> **PROBLEM TO WORK ON**: Copy out every line of the data exactly.

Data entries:
** start **
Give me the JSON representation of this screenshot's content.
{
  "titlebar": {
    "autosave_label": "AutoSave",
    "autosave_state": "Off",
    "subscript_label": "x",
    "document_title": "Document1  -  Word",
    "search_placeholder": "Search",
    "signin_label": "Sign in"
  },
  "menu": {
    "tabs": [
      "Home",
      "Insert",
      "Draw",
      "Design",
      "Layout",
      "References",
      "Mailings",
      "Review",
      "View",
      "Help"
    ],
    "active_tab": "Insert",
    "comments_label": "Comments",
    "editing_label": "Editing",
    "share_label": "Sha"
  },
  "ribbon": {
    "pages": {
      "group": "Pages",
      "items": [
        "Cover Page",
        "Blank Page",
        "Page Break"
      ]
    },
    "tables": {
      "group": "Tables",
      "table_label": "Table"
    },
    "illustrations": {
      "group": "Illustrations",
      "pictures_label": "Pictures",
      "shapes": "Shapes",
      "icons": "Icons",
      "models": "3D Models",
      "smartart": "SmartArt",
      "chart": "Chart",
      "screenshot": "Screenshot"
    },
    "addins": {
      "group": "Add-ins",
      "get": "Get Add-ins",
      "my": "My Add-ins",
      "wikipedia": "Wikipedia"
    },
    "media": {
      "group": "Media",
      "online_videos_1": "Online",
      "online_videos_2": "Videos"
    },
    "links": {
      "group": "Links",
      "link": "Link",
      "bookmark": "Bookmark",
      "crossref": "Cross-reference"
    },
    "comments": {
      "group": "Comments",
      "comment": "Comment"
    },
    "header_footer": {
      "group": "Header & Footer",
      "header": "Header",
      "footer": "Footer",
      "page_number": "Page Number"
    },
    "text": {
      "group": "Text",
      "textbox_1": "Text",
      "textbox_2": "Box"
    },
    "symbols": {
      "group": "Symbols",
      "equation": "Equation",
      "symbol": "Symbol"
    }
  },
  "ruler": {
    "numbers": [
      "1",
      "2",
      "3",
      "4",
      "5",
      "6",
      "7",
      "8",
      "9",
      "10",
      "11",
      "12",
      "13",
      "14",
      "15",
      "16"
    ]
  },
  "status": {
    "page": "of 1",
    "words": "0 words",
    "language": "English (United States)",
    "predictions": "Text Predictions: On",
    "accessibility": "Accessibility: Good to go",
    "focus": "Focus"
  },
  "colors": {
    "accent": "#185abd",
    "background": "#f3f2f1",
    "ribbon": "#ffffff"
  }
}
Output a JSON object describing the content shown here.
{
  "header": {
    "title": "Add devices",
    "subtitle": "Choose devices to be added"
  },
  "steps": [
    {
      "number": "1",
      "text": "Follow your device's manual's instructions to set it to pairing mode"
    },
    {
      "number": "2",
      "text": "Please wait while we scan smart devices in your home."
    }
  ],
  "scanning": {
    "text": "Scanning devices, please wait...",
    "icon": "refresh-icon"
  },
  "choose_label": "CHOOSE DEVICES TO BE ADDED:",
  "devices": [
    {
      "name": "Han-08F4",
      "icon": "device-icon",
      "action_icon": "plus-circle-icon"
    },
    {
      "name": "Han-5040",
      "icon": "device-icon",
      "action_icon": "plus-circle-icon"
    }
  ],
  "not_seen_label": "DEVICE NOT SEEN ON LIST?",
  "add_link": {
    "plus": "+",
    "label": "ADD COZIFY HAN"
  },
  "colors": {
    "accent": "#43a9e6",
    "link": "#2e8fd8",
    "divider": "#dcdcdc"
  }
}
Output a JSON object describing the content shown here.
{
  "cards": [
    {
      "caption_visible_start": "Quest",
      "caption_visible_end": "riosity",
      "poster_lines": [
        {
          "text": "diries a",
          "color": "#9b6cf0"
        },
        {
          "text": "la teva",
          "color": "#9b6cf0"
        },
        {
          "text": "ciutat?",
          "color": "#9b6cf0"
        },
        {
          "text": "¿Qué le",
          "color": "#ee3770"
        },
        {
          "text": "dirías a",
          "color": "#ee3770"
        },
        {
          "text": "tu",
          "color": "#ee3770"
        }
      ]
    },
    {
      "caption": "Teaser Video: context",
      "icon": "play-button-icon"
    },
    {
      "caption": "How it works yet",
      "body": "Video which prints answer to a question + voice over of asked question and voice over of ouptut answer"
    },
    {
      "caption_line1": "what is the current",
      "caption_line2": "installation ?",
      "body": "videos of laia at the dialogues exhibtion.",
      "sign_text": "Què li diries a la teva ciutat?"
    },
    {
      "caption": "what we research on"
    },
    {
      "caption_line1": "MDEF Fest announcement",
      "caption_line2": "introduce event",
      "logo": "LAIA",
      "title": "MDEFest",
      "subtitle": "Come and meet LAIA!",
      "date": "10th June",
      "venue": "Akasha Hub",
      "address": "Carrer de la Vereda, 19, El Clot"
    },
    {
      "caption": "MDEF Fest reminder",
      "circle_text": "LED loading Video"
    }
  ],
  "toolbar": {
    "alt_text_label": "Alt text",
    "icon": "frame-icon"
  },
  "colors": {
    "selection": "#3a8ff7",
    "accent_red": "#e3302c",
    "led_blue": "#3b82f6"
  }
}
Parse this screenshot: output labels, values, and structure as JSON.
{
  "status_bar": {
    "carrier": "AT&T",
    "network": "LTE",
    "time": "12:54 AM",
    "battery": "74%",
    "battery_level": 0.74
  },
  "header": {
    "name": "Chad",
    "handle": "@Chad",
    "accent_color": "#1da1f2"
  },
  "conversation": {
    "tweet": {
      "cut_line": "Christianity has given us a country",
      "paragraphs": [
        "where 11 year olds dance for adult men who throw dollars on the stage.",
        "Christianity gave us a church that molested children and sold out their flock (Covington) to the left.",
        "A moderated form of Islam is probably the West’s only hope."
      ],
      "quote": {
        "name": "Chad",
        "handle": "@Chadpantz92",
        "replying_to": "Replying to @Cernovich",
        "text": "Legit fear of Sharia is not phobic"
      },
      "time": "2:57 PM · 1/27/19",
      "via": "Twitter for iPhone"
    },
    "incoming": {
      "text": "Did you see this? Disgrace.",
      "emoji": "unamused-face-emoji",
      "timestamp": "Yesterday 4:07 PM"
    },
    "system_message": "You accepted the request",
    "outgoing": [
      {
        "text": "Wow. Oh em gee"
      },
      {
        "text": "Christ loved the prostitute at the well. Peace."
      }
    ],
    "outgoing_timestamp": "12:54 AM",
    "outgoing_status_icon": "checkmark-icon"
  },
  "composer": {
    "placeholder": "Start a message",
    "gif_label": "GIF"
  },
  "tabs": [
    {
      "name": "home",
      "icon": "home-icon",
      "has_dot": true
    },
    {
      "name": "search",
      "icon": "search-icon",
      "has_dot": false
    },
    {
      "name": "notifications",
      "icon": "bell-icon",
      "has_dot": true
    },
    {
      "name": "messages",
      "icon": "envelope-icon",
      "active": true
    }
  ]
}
** end **
> **OUTPUT BELOW**:
Give me the JSON representation of this screenshot's content.
{
  "titlebar": {
    "autosave_label": "AutoSave",
    "autosave_state": "Off",
    "subscript_label": "x",
    "document_title": "Document1  -  Word",
    "search_placeholder": "Search",
    "signin_label": "Sign in"
  },
  "menu": {
    "tabs": [
      "Home",
      "Insert",
      "Draw",
      "Design",
      "Layout",
      "References",
      "Mailings",
      "Review",
      "View",
      "Help"
    ],
    "active_tab": "Insert",
    "comments_label": "Comments",
    "editing_label": "Editing",
    "share_label": "Sha"
  },
  "ribbon": {
    "pages": {
      "group": "Pages",
      "items": [
        "Cover Page",
        "Blank Page",
        "Page Break"
      ]
    },
    "tables": {
      "group": "Tables",
      "table_label": "Table"
    },
    "illustrations": {
      "group": "Illustrations",
      "pictures_label": "Pictures",
      "shapes": "Shapes",
      "icons": "Icons",
      "models": "3D Models",
      "smartart": "SmartArt",
      "chart": "Chart",
      "screenshot": "Screenshot"
    },
    "addins": {
      "group": "Add-ins",
      "get": "Get Add-ins",
      "my": "My Add-ins",
      "wikipedia": "Wikipedia"
    },
    "media": {
      "group": "Media",
      "online_videos_1": "Online",
      "online_videos_2": "Videos"
    },
    "links": {
      "group": "Links",
      "link": "Link",
      "bookmark": "Bookmark",
      "crossref": "Cross-reference"
    },
    "comments": {
      "group": "Comments",
      "comment": "Comment"
    },
    "header_footer": {
      "group": "Header & Footer",
      "header": "Header",
      "footer": "Footer",
      "page_number": "Page Number"
    },
    "text": {
      "group": "Text",
      "textbox_1": "Text",
      "textbox_2": "Box"
    },
    "symbols": {
      "group": "Symbols",
      "equation": "Equation",
      "symbol": "Symbol"
    }
  },
  "ruler": {
    "numbers": [
      "1",
      "2",
      "3",
      "4",
      "5",
      "6",
      "7",
      "8",
      "9",
      "10",
      "11",
      "12",
      "13",
      "14",
      "15",
      "16"
    ]
  },
  "status": {
    "page": "of 1",
    "words": "0 words",
    "language": "English (United States)",
    "predictions": "Text Predictions: On",
    "accessibility": "Accessibility: Good to go",
    "focus": "Focus"
  },
  "colors": {
    "accent": "#185abd",
    "background": "#f3f2f1",
    "ribbon": "#ffffff"
  }
}
Output a JSON object describing the content shown here.
{
  "header": {
    "title": "Add devices",
    "subtitle": "Choose devices to be added"
  },
  "steps": [
    {
      "number": "1",
      "text": "Follow your device's manual's instructions to set it to pairing mode"
    },
    {
      "number": "2",
      "text": "Please wait while we scan smart devices in your home."
    }
  ],
  "scanning": {
    "text": "Scanning devices, please wait...",
    "icon": "refresh-icon"
  },
  "choose_label": "CHOOSE DEVICES TO BE ADDED:",
  "devices": [
    {
      "name": "Han-08F4",
      "icon": "device-icon",
      "action_icon": "plus-circle-icon"
    },
    {
      "name": "Han-5040",
      "icon": "device-icon",
      "action_icon": "plus-circle-icon"
    }
  ],
  "not_seen_label": "DEVICE NOT SEEN ON LIST?",
  "add_link": {
    "plus": "+",
    "label": "ADD COZIFY HAN"
  },
  "colors": {
    "accent": "#43a9e6",
    "link": "#2e8fd8",
    "divider": "#dcdcdc"
  }
}
Output a JSON object describing the content shown here.
{
  "cards": [
    {
      "caption_visible_start": "Quest",
      "caption_visible_end": "riosity",
      "poster_lines": [
        {
          "text": "diries a",
          "color": "#9b6cf0"
        },
        {
          "text": "la teva",
          "color": "#9b6cf0"
        },
        {
          "text": "ciutat?",
          "color": "#9b6cf0"
        },
        {
          "text": "¿Qué le",
          "color": "#ee3770"
        },
        {
          "text": "dirías a",
          "color": "#ee3770"
        },
        {
          "text": "tu",
          "color": "#ee3770"
        }
      ]
    },
    {
      "caption": "Teaser Video: context",
      "icon": "play-button-icon"
    },
    {
      "caption": "How it works yet",
      "body": "Video which prints answer to a question + voice over of asked question and voice over of ouptut answer"
    },
    {
      "caption_line1": "what is the current",
      "caption_line2": "installation ?",
      "body": "videos of laia at the dialogues exhibtion.",
      "sign_text": "Què li diries a la teva ciutat?"
    },
    {
      "caption": "what we research on"
    },
    {
      "caption_line1": "MDEF Fest announcement",
      "caption_line2": "introduce event",
      "logo": "LAIA",
      "title": "MDEFest",
      "subtitle": "Come and meet LAIA!",
      "date": "10th June",
      "venue": "Akasha Hub",
      "address": "Carrer de la Vereda, 19, El Clot"
    },
    {
      "caption": "MDEF Fest reminder",
      "circle_text": "LED loading Video"
    }
  ],
  "toolbar": {
    "alt_text_label": "Alt text",
    "icon": "frame-icon"
  },
  "colors": {
    "selection": "#3a8ff7",
    "accent_red": "#e3302c",
    "led_blue": "#3b82f6"
  }
}
Parse this screenshot: output labels, values, and structure as JSON.
{
  "status_bar": {
    "carrier": "AT&T",
    "network": "LTE",
    "time": "12:54 AM",
    "battery": "74%",
    "battery_level": 0.74
  },
  "header": {
    "name": "Chad",
    "handle": "@Chad",
    "accent_color": "#1da1f2"
  },
  "conversation": {
    "tweet": {
      "cut_line": "Christianity has given us a country",
      "paragraphs": [
        "where 11 year olds dance for adult men who throw dollars on the stage.",
        "Christianity gave us a church that molested children and sold out their flock (Covington) to the left.",
        "A moderated form of Islam is probably the West’s only hope."
      ],
      "quote": {
        "name": "Chad",
        "handle": "@Chadpantz92",
        "replying_to": "Replying to @Cernovich",
        "text": "Legit fear of Sharia is not phobic"
      },
      "time": "2:57 PM · 1/27/19",
      "via": "Twitter for iPhone"
    },
    "incoming": {
      "text": "Did you see this? Disgrace.",
      "emoji": "unamused-face-emoji",
      "timestamp": "Yesterday 4:07 PM"
    },
    "system_message": "You accepted the request",
    "outgoing": [
      {
        "text": "Wow. Oh em gee"
      },
      {
        "text": "Christ loved the prostitute at the well. Peace."
      }
    ],
    "outgoing_timestamp": "12:54 AM",
    "outgoing_status_icon": "checkmark-icon"
  },
  "composer": {
    "placeholder": "Start a message",
    "gif_label": "GIF"
  },
  "tabs": [
    {
      "name": "home",
      "icon": "home-icon",
      "has_dot": true
    },
    {
      "name": "search",
      "icon": "search-icon",
      "has_dot": false
    },
    {
      "name": "notifications",
      "icon": "bell-icon",
      "has_dot": true
    },
    {
      "name": "messages",
      "icon": "envelope-icon",
      "active": true
    }
  ]
}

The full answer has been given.